Work to complete → Images do not belong in the copy. Retype all the entries below exactly.

Data entries:
________

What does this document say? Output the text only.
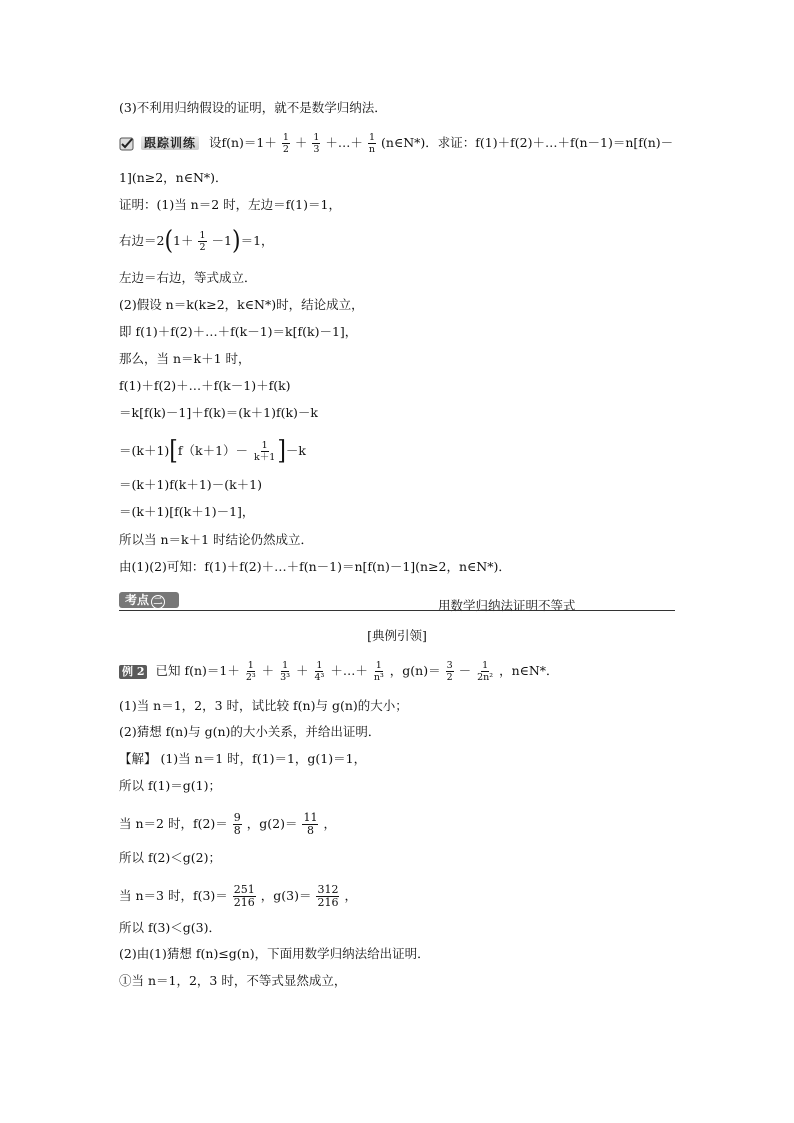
(3)不利用归纳假设的证明，就不是数学归纳法．
跟踪训练 设$f(n)=1+ \frac{1}{2} + \frac{1}{3}$ ＋…＋ $\frac{1}{n}$ (n∈N*)．求证：f(1)＋f(2)＋…＋f(n－1)＝n[f(n)－
1](n≥2，n∈N*)．
证明：(1)当 n＝2 时，左边＝f(1)＝1，
右边$=2(1+ \frac{1}{2} -1)=1$，
左边＝右边，等式成立．
(2)假设 n＝k(k≥2，k∈N*)时，结论成立，
即 f(1)＋f(2)＋…＋f(k－1)＝k[f(k)－1]，
那么，当 n＝k＋1 时，
f(1)＋f(2)＋…＋f(k－1)＋f(k)
＝k[f(k)－1]＋f(k)＝(k＋1)f(k)－k
$=(k+1)[f(k+1)- \frac{1}{k+1} ]-k$
＝(k＋1)f(k＋1)－(k＋1)
＝(k＋1)[f(k＋1)－1]，
所以当 n＝k＋1 时结论仍然成立．
由(1)(2)可知：f(1)＋f(2)＋…＋f(n－1)＝n[f(n)－1](n≥2，n∈N*)．
考点 二	用数学归纳法证明不等式
[典例引领]
例 2 已知 $f(n)=1+ \frac{1}{\text{2³}} + \frac{1}{\text{3³}} + \frac{1}{\text{4³}}$ ＋…＋ $\frac{1}{\text{n³}}$ ，$g(n)= \frac{3}{2} - \frac{1}{\text{2n²}}$ ，n∈N*．
(1)当 n＝1，2，3 时，试比较 f(n)与 g(n)的大小；
(2)猜想 f(n)与 g(n)的大小关系，并给出证明．
【解】 (1)当 n＝1 时，f(1)＝1，g(1)＝1，
所以 f(1)＝g(1)；
当 n＝2 时，$f(2)= \frac{9}{8}$ ，$g(2)= \frac{11}{8}$ ，
所以 f(2)＜g(2)；
当 n＝3 时，$f(3)= \frac{251}{216}$ ，$g(3)= \frac{312}{216}$ ，
所以 f(3)＜g(3)．
(2)由(1)猜想 f(n)≤g(n)，下面用数学归纳法给出证明．
①当 n＝1，2，3 时，不等式显然成立，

________

Written reply →
What does this document say? Output the text only.
(3)不利用归纳假设的证明，就不是数学归纳法．
跟踪训练 设$f(n)=1+ \frac{1}{2} + \frac{1}{3}$ ＋…＋ $\frac{1}{n}$ (n∈N*)．求证：f(1)＋f(2)＋…＋f(n－1)＝n[f(n)－
1](n≥2，n∈N*)．
证明：(1)当 n＝2 时，左边＝f(1)＝1，
右边$=2(1+ \frac{1}{2} -1)=1$，
左边＝右边，等式成立．
(2)假设 n＝k(k≥2，k∈N*)时，结论成立，
即 f(1)＋f(2)＋…＋f(k－1)＝k[f(k)－1]，
那么，当 n＝k＋1 时，
f(1)＋f(2)＋…＋f(k－1)＋f(k)
＝k[f(k)－1]＋f(k)＝(k＋1)f(k)－k
$=(k+1)[f(k+1)- \frac{1}{k+1} ]-k$
＝(k＋1)f(k＋1)－(k＋1)
＝(k＋1)[f(k＋1)－1]，
所以当 n＝k＋1 时结论仍然成立．
由(1)(2)可知：f(1)＋f(2)＋…＋f(n－1)＝n[f(n)－1](n≥2，n∈N*)．
考点 二	用数学归纳法证明不等式
[典例引领]
例 2 已知 $f(n)=1+ \frac{1}{\text{2³}} + \frac{1}{\text{3³}} + \frac{1}{\text{4³}}$ ＋…＋ $\frac{1}{\text{n³}}$ ，$g(n)= \frac{3}{2} - \frac{1}{\text{2n²}}$ ，n∈N*．
(1)当 n＝1，2，3 时，试比较 f(n)与 g(n)的大小；
(2)猜想 f(n)与 g(n)的大小关系，并给出证明．
【解】 (1)当 n＝1 时，f(1)＝1，g(1)＝1，
所以 f(1)＝g(1)；
当 n＝2 时，$f(2)= \frac{9}{8}$ ，$g(2)= \frac{11}{8}$ ，
所以 f(2)＜g(2)；
当 n＝3 时，$f(3)= \frac{251}{216}$ ，$g(3)= \frac{312}{216}$ ，
所以 f(3)＜g(3)．
(2)由(1)猜想 f(n)≤g(n)，下面用数学归纳法给出证明．
①当 n＝1，2，3 时，不等式显然成立，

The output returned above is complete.